To accommodate the instrument's delivery, many changes were implemented. For instance, science teams checking and preparing the instrument at Goddard had to work at staggered times. A Dutch official flew in a week early and quarantined to be present for the instrument's hand-off.
Those working with the concept of SPEXone aren't surprised by its unconventional journey, according to Adam Matuszeski, a systems engineer who helped with its development back in 2016.
"At the time it was a partly contributed instrument where we were going to provide detectors and a thermal system. It was all going to come together and be the one polarimeter for PACE," Matuszeski said.
Due to funding and budget constraints, the mission architecture went through a series of changes.
The team looked at having a Canadian coastal imager on PACE. Members also talked to the Indian space agency about developing a new polarimeter. Ultimately, PACE couldn't accommodate another big instrument. It looked like PACE might become a single-instrument mission.
Things finally changed when PACE members started talking again with Airbus and SRON and worked out a way to develop SPEXone as a smaller, fully-contributed version of the original instrument. Once that approach was worked out, Matuszeski said things came together. The PACE mission now has three instruments, including a second small polarimeter built by the University of Maryland, Baltimore County which complements beautifully the measurements provided by SPEXone.
__________________________________________________
_What to work on_:
Name every organization mentioned in the SPEXone passage, not counting the PACE mission itself.
__________________________________________________
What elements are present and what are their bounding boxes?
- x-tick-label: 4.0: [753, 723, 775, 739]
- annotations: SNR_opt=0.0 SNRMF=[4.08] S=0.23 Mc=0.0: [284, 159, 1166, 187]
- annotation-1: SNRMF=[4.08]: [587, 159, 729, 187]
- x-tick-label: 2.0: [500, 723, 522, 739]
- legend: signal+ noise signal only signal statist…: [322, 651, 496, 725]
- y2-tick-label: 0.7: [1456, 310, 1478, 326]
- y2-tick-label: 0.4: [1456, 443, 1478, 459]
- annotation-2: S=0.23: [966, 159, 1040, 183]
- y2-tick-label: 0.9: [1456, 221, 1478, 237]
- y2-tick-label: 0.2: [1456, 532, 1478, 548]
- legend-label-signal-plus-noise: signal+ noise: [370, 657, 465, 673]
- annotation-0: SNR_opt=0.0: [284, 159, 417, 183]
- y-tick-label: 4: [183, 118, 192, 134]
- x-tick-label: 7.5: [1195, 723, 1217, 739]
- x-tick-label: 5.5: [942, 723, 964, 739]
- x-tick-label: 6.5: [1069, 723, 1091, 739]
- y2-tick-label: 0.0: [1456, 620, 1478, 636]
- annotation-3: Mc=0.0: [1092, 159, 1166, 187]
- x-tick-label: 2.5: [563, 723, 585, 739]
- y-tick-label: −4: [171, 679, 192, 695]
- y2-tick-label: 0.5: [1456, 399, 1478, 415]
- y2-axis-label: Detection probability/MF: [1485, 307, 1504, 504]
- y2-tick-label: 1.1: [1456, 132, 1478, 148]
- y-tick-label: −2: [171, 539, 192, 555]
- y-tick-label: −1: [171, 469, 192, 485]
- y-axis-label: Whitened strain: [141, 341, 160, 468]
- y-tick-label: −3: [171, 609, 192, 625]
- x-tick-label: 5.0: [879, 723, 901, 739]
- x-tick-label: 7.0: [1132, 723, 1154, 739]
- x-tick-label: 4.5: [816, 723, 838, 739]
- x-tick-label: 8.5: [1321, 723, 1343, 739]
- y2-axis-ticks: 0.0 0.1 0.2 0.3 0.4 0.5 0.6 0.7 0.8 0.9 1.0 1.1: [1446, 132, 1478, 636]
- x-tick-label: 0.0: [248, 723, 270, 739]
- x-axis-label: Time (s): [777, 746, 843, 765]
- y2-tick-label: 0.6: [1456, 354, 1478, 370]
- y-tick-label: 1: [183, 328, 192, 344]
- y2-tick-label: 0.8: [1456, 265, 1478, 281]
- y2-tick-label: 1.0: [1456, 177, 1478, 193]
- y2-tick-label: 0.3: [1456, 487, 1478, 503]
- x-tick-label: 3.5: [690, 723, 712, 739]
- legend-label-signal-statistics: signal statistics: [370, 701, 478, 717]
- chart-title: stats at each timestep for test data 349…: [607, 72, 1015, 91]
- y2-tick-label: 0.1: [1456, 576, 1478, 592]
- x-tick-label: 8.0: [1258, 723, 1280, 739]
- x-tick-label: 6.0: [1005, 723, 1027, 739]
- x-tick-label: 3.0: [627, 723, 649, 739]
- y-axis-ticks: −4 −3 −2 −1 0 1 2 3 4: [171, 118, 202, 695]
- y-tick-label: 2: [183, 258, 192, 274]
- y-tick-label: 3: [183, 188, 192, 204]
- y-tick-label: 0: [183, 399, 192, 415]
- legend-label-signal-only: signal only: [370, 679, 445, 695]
__________________________________________________
_Answer to this task_:
- Goddard
- the Indian space agency
- Airbus
- SRON
- the University of Maryland, Baltimore County